▶ _Raw records_

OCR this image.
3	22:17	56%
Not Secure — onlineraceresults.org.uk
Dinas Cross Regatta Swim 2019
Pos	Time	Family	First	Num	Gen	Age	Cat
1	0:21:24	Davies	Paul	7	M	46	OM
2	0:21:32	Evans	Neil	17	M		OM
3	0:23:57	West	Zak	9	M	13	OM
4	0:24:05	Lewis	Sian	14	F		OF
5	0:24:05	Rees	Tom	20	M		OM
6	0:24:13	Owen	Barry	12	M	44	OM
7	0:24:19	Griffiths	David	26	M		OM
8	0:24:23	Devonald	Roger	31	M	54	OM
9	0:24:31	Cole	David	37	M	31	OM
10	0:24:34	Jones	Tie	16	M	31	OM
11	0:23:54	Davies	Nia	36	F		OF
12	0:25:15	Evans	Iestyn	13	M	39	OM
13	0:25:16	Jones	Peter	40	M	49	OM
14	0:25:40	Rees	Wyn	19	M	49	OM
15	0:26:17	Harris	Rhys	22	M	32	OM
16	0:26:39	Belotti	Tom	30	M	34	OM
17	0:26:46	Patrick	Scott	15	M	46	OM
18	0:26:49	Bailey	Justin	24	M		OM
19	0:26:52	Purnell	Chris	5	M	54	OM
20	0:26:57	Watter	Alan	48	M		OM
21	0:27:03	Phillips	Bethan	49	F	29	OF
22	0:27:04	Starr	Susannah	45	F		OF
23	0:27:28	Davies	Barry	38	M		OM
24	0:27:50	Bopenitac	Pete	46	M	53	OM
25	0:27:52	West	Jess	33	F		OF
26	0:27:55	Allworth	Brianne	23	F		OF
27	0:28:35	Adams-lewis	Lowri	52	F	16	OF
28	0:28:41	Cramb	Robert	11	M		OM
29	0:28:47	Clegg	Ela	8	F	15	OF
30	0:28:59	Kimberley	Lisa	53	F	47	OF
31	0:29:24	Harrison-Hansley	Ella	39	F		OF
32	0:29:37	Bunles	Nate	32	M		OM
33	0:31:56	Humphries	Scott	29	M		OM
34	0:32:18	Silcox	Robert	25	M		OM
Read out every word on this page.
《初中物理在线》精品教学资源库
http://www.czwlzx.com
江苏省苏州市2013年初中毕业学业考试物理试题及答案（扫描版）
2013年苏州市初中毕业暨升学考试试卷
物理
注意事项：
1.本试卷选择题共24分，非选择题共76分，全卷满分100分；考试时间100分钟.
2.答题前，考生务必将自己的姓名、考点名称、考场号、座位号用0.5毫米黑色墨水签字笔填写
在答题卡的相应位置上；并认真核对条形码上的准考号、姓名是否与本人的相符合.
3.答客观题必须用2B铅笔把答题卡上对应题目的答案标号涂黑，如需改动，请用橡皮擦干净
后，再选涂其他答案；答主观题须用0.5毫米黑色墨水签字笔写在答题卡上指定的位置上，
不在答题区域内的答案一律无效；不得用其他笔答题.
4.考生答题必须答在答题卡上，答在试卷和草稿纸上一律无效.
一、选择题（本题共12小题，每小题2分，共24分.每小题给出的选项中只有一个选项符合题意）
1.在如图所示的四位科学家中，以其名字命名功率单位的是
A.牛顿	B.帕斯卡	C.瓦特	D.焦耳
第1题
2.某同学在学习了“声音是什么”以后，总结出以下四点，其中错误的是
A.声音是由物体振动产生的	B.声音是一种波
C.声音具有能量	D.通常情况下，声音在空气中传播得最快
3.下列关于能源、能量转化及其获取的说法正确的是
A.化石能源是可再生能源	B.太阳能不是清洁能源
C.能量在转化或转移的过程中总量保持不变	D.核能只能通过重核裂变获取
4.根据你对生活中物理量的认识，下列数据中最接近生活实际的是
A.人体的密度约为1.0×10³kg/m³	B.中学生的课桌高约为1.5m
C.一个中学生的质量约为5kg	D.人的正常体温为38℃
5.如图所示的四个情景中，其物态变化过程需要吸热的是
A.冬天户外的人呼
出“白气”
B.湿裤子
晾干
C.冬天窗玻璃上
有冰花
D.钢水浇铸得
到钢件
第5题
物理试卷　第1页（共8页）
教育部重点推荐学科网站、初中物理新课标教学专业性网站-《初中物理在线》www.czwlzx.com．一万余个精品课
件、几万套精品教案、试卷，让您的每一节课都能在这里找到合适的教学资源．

▶ _To be done_
Locate the word "Scott" in the records and collect each line it appears in.

▶ _Solution for this task_
17	0:26:46	Patrick	Scott	15	M	46	OM
33	0:31:56	Humphries	Scott	29	M		OM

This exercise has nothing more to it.